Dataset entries

[Begin]

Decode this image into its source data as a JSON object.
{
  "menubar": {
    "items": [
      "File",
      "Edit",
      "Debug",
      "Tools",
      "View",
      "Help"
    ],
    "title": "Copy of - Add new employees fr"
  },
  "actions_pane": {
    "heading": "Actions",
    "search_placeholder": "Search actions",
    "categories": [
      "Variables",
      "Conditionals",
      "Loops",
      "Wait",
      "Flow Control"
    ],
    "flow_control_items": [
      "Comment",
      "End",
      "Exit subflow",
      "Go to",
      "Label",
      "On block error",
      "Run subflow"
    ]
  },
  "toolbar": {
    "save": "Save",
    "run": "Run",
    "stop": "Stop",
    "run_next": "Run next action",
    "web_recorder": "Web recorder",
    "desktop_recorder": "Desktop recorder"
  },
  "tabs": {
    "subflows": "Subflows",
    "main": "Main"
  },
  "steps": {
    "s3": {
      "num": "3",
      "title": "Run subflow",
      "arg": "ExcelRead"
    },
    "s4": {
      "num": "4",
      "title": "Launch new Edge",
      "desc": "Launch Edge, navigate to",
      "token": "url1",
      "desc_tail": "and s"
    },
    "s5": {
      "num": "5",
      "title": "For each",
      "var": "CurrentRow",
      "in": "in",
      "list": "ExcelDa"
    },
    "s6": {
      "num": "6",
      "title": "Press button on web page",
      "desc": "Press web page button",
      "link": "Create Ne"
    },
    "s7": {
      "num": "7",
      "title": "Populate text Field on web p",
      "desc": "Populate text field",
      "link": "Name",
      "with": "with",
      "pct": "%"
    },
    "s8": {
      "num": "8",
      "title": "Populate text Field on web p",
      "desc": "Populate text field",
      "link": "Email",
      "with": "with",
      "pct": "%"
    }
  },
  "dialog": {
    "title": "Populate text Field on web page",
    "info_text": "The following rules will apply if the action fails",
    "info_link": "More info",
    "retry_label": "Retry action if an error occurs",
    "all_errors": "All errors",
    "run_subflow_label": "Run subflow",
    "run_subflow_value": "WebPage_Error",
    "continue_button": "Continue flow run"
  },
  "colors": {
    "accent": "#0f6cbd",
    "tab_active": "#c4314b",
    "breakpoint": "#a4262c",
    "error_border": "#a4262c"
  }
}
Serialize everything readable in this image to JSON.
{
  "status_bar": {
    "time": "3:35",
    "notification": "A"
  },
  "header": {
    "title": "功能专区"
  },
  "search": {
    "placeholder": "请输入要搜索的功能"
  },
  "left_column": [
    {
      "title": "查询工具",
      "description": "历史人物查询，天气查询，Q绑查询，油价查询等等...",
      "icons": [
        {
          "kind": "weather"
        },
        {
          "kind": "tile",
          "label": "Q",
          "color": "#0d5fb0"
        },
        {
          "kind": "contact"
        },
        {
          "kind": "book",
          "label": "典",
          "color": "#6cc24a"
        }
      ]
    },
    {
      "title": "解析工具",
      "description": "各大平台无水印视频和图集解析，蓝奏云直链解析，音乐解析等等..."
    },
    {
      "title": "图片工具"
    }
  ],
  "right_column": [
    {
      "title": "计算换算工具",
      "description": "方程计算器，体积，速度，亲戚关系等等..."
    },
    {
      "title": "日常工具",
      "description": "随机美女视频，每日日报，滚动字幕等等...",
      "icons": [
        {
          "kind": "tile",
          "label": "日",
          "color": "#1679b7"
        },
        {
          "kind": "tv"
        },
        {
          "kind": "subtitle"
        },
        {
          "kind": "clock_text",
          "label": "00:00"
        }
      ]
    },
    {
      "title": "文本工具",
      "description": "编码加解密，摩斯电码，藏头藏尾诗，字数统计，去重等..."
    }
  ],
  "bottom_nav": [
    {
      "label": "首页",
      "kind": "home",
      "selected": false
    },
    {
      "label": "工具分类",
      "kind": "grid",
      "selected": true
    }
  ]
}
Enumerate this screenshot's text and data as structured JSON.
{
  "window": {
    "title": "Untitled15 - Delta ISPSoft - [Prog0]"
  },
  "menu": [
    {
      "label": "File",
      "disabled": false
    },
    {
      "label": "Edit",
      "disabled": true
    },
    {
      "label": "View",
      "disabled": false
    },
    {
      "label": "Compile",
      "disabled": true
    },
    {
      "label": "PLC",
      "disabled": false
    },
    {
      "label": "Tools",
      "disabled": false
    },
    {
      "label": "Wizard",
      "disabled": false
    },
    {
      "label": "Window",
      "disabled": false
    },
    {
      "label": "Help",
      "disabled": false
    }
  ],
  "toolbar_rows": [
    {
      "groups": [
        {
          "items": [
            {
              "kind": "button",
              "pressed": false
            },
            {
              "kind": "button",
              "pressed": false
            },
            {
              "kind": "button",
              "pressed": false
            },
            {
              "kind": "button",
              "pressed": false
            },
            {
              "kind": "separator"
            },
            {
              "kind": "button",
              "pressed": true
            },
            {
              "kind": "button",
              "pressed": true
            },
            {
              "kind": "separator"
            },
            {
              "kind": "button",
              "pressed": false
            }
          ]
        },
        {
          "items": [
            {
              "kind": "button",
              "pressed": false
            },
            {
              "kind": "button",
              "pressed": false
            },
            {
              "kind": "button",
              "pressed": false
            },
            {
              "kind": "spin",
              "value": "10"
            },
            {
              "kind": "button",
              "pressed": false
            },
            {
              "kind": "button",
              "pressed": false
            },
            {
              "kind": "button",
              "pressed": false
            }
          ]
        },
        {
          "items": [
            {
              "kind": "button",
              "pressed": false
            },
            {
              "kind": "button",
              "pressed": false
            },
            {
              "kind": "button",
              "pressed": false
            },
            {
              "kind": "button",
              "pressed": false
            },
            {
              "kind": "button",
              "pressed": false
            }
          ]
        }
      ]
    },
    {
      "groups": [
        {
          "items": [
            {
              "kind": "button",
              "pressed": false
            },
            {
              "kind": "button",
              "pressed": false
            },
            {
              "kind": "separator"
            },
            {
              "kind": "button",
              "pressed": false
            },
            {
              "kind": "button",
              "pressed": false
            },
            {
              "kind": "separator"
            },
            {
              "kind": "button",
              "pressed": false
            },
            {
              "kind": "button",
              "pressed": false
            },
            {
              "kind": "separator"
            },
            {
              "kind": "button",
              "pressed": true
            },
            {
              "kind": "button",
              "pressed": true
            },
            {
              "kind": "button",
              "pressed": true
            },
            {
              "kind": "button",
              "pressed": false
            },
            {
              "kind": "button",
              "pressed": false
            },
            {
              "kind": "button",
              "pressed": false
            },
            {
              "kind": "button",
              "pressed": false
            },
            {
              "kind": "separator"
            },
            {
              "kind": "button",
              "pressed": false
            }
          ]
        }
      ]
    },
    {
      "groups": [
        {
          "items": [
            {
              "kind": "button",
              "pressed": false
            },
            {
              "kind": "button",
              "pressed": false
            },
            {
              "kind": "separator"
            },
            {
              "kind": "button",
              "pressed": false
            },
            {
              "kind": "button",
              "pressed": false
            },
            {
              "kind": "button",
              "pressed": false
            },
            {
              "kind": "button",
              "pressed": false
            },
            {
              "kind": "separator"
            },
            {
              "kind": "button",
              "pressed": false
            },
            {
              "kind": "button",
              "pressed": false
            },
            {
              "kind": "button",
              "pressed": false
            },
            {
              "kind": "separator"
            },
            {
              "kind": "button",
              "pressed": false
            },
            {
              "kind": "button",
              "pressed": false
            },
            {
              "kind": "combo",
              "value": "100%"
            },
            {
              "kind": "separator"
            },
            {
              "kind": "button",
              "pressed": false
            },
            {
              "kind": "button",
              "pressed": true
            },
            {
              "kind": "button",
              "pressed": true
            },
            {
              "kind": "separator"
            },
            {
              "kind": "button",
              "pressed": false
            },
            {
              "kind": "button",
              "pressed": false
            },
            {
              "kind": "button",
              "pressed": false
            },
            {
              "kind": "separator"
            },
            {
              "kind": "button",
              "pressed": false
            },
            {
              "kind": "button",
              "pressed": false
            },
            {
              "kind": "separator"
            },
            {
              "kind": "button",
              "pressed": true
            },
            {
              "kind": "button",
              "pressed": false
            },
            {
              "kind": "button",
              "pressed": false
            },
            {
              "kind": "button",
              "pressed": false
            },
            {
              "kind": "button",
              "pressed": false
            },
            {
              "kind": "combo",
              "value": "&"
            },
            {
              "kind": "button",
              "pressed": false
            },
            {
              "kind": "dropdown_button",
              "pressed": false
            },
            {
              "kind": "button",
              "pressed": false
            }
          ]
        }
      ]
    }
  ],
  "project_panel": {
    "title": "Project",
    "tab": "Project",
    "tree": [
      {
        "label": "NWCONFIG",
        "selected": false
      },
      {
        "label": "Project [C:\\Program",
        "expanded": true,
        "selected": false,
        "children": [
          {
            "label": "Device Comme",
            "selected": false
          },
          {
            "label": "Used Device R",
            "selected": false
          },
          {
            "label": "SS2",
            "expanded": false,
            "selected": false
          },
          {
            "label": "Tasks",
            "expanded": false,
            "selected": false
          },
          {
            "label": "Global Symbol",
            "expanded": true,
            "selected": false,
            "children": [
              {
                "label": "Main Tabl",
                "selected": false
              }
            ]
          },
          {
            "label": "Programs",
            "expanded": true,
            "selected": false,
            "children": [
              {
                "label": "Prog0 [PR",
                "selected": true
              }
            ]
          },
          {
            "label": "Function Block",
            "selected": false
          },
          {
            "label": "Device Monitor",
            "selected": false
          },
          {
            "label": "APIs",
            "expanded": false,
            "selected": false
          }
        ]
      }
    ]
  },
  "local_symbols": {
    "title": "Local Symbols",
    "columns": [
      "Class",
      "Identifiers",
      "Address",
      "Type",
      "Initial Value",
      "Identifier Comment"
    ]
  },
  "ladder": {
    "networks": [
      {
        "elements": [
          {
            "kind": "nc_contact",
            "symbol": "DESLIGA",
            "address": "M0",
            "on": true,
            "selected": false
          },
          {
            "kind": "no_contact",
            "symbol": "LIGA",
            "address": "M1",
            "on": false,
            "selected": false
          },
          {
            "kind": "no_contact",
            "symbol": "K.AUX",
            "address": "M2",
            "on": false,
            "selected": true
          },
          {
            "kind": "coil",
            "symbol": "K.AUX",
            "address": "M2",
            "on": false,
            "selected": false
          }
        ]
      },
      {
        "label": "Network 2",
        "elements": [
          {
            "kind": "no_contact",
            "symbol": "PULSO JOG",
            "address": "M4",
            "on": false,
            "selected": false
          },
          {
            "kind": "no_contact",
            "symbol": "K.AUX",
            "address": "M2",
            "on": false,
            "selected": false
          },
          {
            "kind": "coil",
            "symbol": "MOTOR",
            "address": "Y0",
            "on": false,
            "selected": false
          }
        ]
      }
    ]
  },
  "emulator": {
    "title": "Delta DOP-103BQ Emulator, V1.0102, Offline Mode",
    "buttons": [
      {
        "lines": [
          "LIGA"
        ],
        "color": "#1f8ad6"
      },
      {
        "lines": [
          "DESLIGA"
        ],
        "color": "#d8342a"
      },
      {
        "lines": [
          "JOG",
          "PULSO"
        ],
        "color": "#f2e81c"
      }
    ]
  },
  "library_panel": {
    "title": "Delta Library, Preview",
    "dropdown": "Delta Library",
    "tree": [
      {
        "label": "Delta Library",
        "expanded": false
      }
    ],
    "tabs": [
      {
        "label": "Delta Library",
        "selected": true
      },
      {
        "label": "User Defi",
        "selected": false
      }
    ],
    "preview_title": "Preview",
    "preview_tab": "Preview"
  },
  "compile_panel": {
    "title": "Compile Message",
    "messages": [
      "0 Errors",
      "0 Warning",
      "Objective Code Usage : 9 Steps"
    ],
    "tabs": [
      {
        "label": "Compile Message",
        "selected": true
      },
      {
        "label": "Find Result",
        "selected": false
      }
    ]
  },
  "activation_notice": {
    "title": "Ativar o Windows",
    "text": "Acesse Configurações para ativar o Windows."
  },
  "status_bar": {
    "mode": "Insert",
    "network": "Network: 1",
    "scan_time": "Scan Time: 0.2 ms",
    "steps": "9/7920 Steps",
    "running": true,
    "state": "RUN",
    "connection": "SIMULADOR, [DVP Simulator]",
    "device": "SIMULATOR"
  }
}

[End]

* Written task:
Each line that holds the word "Launch" is to be copied.

* Solution to the exercise:
      "title": "Launch new Edge",
      "desc": "Launch Edge, navigate to",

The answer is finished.